[Start of Records for this exercise]

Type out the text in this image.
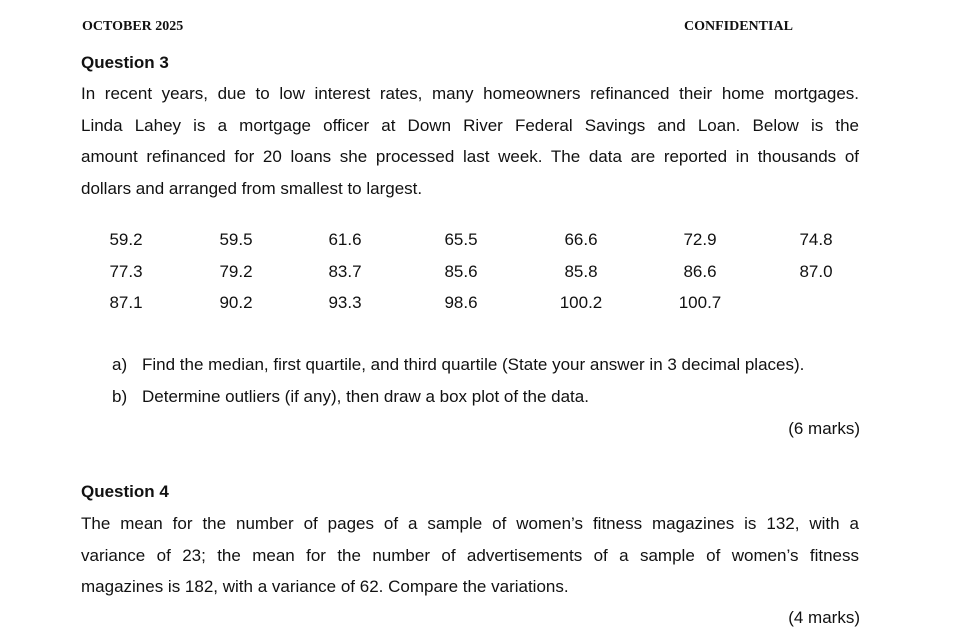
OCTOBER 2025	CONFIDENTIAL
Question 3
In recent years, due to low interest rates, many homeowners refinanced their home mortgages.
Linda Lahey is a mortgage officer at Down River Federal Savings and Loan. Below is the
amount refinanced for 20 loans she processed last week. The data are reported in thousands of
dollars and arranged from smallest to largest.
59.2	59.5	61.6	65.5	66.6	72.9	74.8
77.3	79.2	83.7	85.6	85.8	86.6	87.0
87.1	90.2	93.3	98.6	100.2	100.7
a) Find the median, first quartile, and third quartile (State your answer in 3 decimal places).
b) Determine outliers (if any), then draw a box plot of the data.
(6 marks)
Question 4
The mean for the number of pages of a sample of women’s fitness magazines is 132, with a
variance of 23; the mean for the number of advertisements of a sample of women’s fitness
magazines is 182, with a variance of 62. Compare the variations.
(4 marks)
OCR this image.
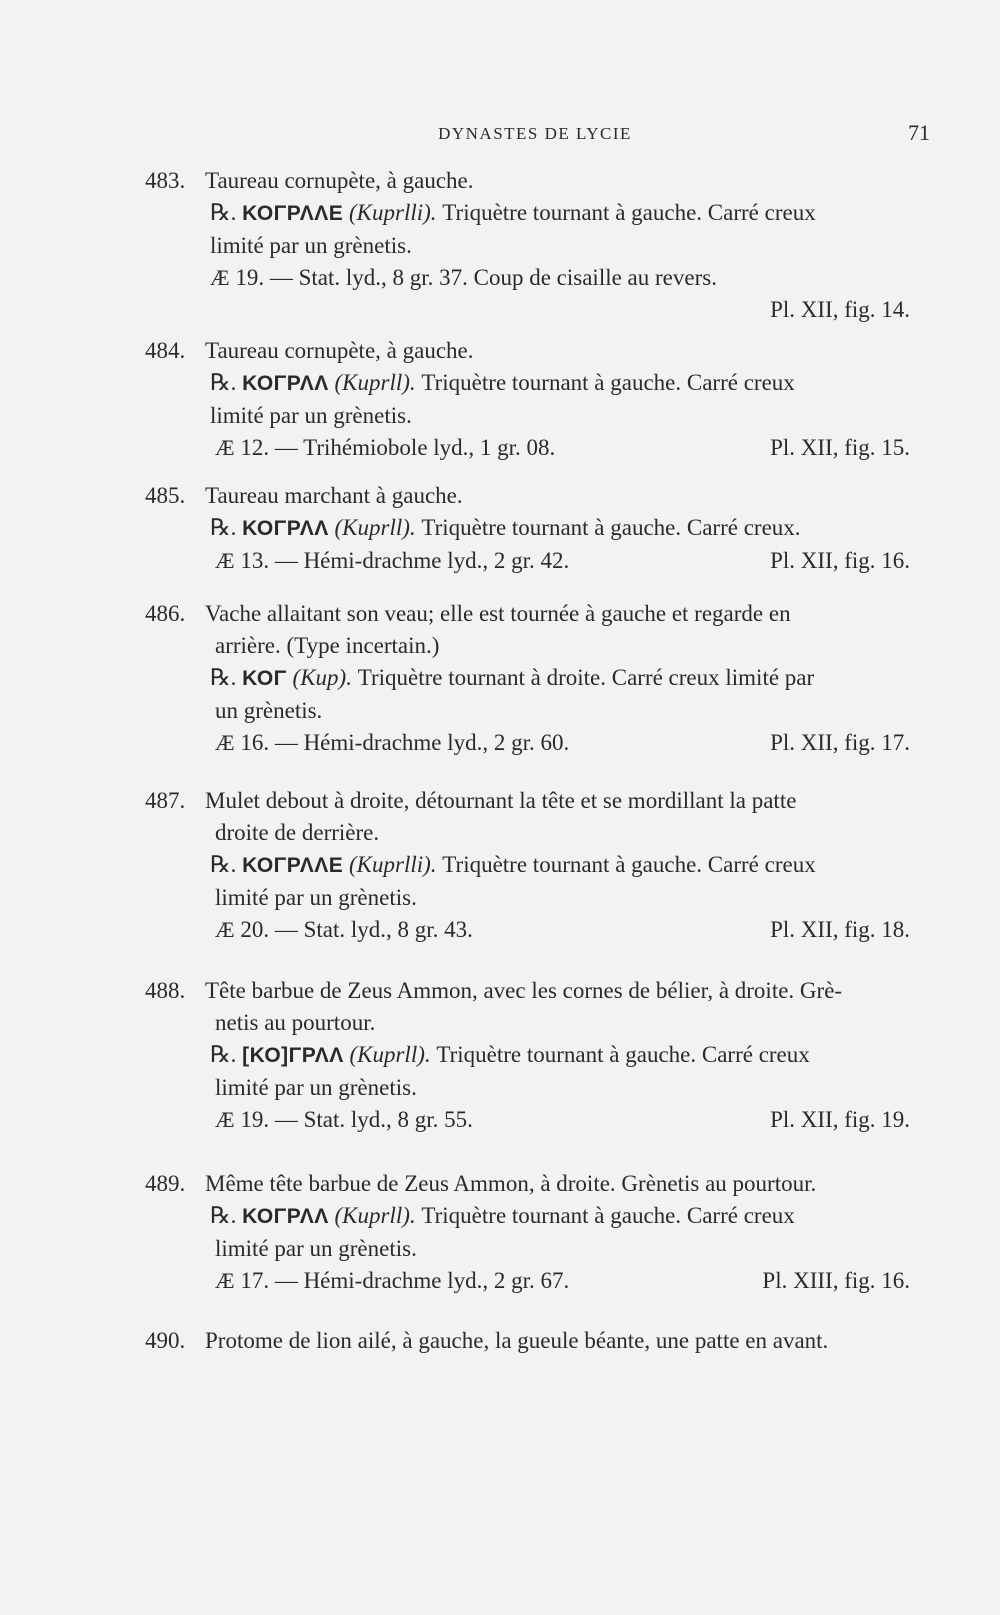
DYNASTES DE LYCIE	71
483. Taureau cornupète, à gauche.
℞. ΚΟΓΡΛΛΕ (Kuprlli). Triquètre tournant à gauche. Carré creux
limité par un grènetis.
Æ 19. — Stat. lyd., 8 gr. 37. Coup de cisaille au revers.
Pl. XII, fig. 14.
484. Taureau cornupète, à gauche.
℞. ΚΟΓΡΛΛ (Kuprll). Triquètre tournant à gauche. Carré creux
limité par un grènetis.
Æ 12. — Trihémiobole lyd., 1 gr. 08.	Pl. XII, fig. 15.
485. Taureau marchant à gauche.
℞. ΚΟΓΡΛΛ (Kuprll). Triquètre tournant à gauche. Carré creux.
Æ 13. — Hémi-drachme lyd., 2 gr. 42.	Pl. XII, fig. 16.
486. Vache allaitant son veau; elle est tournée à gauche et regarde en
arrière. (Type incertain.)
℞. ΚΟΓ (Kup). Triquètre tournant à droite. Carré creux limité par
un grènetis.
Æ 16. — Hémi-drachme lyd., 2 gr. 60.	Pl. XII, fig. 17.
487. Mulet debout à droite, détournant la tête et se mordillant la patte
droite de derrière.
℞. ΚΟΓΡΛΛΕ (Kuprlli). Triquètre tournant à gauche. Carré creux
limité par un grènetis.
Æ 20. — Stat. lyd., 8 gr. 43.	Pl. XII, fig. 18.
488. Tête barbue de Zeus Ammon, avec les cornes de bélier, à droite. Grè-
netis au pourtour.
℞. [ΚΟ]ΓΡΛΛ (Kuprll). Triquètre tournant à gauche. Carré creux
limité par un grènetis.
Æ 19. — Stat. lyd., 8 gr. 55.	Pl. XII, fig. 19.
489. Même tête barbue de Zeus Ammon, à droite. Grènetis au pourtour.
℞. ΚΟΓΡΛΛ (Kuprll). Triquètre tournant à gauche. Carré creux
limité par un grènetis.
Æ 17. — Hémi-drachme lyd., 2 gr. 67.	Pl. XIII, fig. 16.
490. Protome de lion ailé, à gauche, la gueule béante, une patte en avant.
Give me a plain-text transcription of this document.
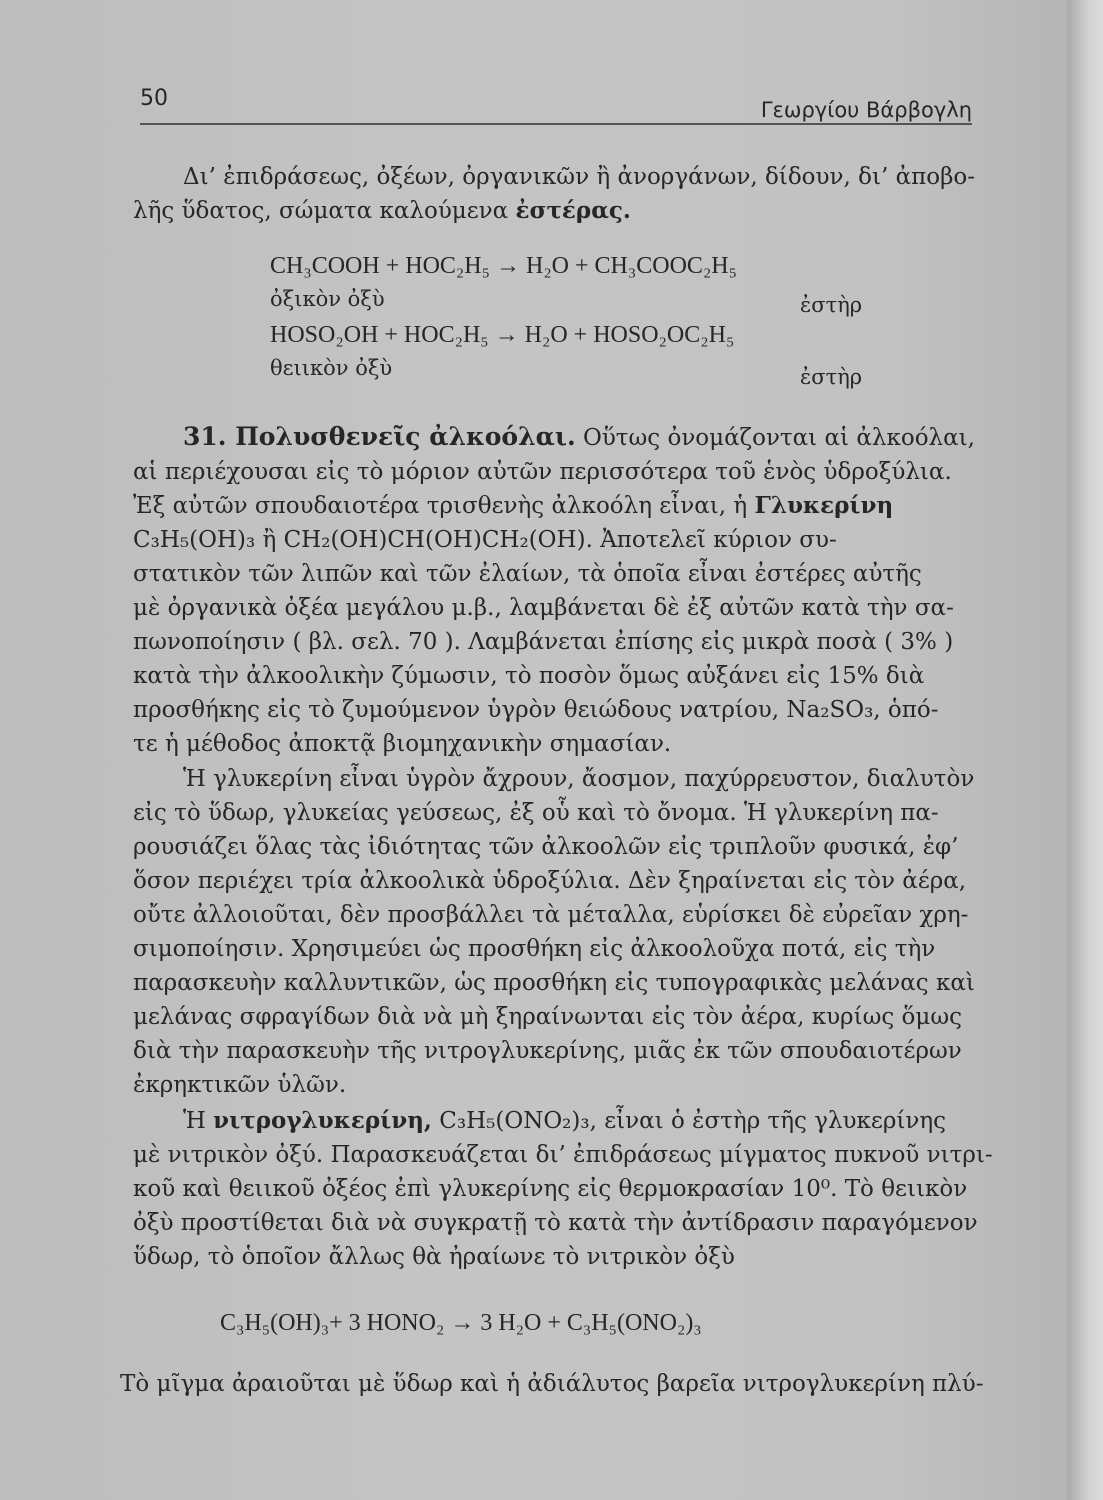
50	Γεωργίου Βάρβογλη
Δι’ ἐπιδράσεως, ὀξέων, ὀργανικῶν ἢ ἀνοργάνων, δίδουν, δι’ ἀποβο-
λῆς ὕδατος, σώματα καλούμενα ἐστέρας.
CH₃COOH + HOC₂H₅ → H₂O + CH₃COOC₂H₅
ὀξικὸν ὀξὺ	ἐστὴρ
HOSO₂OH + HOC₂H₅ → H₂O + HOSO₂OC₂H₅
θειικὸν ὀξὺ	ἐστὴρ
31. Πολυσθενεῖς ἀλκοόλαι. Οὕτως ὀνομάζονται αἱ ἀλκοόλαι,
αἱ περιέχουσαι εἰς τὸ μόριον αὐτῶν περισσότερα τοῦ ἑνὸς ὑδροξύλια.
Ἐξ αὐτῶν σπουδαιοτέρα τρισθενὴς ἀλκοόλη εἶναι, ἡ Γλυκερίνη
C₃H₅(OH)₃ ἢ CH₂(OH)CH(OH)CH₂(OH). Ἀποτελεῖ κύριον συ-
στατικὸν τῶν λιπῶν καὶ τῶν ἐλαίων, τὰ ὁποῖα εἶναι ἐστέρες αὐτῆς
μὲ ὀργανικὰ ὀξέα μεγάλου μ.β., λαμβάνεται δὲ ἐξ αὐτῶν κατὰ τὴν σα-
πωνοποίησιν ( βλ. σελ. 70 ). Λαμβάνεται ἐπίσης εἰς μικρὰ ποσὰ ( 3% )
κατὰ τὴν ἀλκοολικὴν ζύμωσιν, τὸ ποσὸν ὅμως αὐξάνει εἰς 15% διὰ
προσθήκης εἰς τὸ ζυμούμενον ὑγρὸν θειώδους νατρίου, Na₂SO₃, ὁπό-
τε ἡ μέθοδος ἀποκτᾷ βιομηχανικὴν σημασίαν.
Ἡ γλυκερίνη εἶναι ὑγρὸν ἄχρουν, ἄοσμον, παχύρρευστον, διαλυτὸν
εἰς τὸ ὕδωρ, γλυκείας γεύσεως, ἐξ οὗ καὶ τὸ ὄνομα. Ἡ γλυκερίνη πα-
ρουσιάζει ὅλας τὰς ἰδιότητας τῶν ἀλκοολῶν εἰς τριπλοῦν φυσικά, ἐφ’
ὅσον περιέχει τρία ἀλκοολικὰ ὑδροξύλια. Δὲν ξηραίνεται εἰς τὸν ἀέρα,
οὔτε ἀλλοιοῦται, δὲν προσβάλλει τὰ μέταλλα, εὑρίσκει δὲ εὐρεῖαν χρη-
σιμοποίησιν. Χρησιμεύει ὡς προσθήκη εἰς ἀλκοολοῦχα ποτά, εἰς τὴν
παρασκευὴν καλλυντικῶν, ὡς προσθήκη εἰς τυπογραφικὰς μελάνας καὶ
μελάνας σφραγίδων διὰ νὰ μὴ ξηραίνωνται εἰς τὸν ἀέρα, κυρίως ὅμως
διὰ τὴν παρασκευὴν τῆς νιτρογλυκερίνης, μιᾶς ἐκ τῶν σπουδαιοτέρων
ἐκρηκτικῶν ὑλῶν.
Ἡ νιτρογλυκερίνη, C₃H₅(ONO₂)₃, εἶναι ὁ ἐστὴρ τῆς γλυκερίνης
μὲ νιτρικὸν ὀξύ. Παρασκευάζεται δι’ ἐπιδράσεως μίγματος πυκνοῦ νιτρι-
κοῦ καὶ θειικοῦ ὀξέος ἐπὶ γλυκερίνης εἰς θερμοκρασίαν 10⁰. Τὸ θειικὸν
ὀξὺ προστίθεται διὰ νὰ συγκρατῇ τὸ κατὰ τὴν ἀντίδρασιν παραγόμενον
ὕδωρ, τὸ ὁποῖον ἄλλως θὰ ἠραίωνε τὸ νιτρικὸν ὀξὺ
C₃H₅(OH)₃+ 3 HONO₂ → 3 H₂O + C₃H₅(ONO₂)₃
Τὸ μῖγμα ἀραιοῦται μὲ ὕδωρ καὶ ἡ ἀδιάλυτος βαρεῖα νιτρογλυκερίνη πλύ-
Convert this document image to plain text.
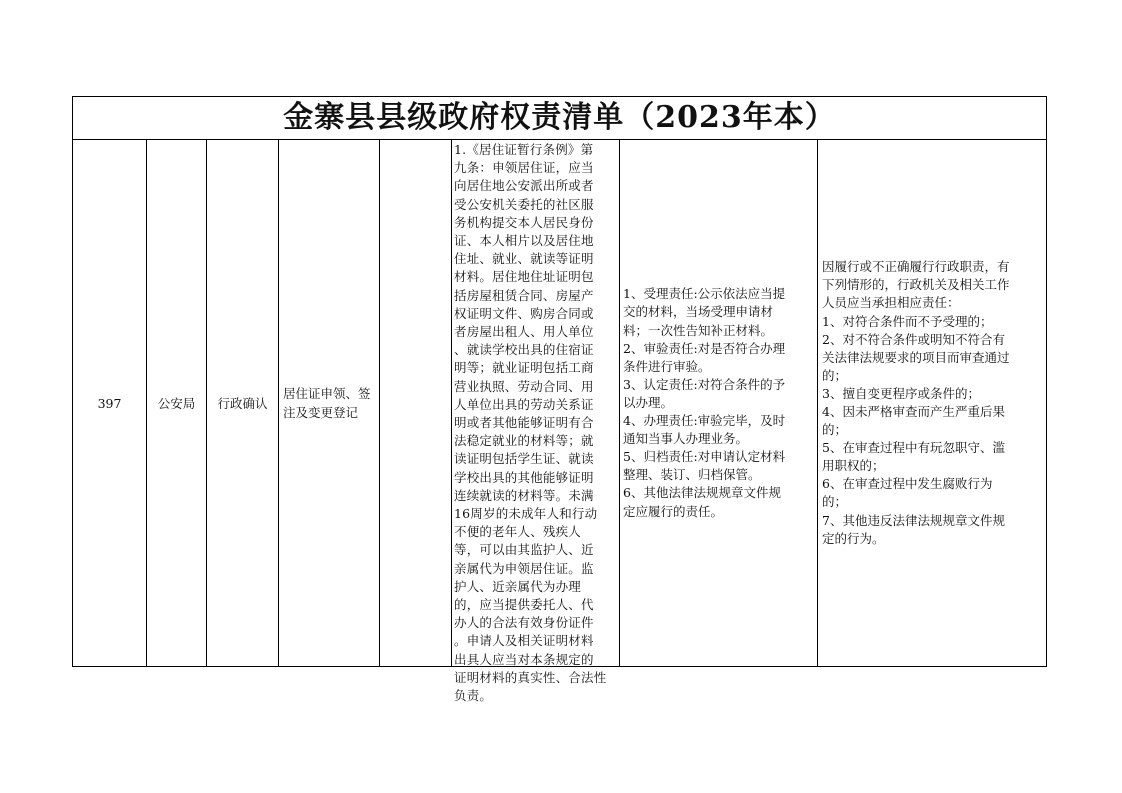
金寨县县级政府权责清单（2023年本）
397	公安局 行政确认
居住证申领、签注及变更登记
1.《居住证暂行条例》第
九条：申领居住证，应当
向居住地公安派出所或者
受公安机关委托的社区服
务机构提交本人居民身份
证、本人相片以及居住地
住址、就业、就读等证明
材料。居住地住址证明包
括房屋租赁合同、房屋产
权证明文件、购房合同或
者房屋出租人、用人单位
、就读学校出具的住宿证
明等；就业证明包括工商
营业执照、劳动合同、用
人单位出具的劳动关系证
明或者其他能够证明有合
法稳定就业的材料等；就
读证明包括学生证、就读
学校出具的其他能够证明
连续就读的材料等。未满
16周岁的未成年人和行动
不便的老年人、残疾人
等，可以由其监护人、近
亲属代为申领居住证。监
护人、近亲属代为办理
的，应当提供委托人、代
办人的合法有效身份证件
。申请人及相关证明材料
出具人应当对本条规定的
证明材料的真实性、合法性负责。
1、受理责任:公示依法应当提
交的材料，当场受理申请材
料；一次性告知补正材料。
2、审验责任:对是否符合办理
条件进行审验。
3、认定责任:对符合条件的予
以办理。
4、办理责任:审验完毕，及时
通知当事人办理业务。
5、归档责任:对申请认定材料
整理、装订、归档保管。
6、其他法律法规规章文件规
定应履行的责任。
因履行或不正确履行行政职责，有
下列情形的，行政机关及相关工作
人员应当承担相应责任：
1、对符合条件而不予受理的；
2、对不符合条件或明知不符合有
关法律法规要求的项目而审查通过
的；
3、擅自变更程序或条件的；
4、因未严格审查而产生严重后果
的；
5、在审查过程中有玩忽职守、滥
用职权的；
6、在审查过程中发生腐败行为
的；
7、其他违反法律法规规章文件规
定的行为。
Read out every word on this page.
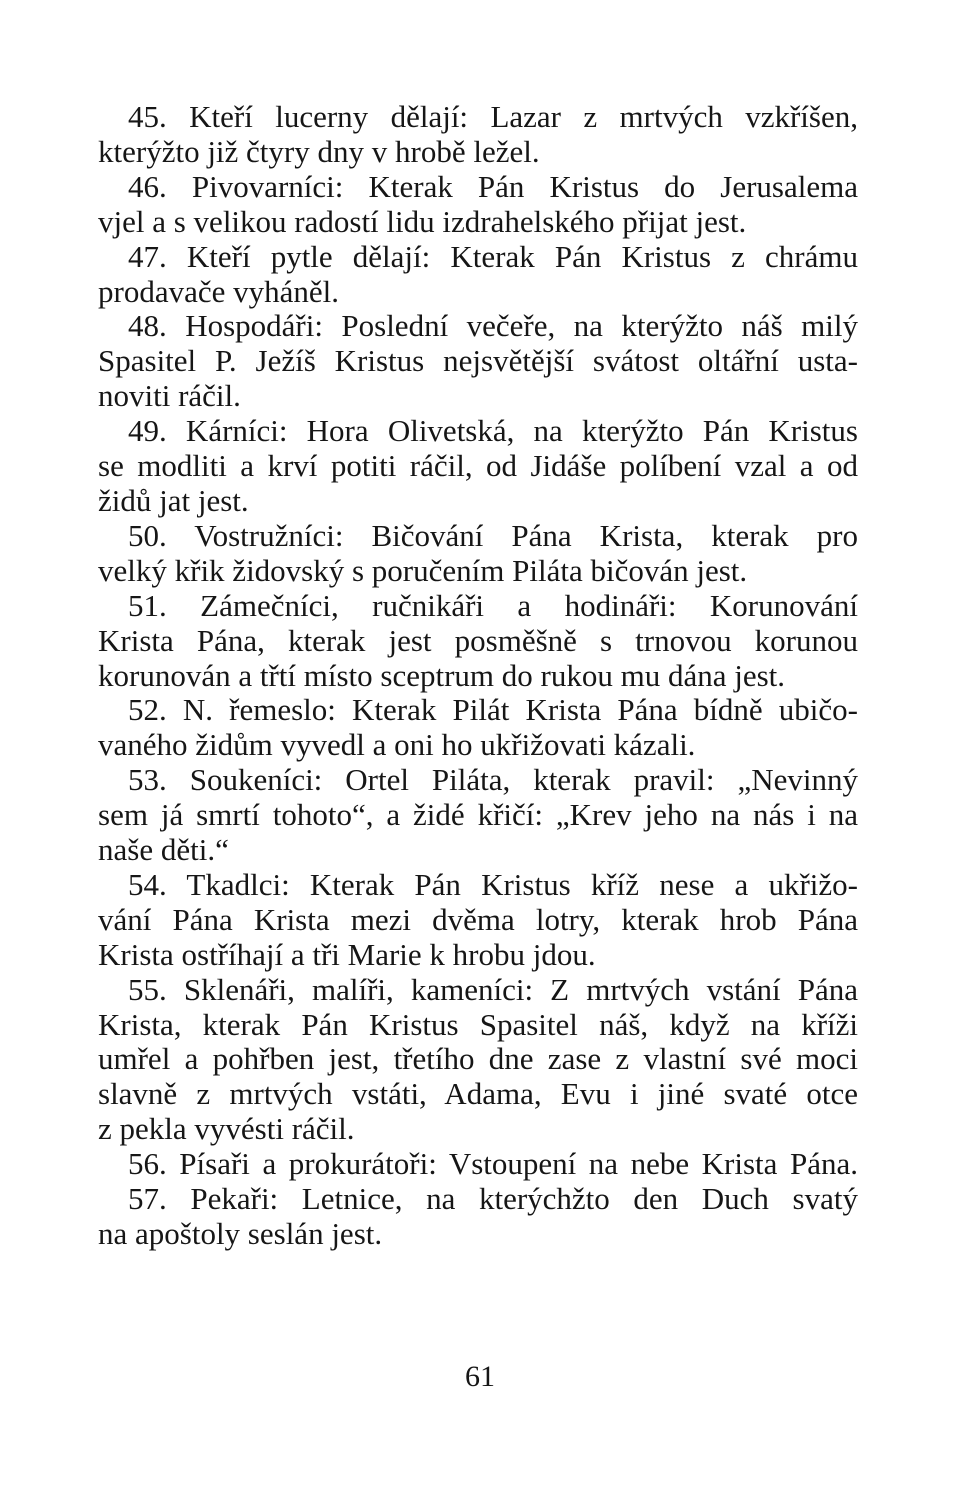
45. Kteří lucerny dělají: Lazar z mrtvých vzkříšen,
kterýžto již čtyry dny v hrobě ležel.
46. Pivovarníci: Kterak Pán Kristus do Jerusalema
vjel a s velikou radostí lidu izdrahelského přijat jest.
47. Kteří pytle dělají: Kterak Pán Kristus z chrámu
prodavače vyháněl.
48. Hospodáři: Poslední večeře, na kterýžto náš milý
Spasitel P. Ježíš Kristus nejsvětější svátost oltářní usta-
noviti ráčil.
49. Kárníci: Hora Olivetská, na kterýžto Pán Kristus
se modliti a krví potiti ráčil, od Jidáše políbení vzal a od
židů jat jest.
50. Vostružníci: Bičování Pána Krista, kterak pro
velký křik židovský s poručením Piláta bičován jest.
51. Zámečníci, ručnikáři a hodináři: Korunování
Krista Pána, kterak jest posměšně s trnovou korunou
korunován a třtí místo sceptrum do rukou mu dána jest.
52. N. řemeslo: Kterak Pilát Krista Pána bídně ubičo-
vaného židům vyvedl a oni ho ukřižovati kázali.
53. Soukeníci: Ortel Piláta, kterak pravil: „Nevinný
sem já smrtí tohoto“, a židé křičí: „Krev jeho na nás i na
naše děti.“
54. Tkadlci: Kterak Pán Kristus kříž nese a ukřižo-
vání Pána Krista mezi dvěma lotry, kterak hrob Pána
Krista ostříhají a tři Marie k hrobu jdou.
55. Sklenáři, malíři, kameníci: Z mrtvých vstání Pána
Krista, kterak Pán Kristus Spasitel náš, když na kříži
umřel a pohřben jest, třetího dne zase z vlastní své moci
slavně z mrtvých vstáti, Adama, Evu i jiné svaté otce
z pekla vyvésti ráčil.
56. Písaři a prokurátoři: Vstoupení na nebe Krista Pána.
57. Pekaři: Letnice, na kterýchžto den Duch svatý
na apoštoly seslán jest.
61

[End of Records for this exercise]

Review the preceding data and report every line that includes the string "number".

The mean for the number of pages of a sample of women’s fitness magazines is 132, with a
variance of 23; the mean for the number of advertisements of a sample of women’s fitness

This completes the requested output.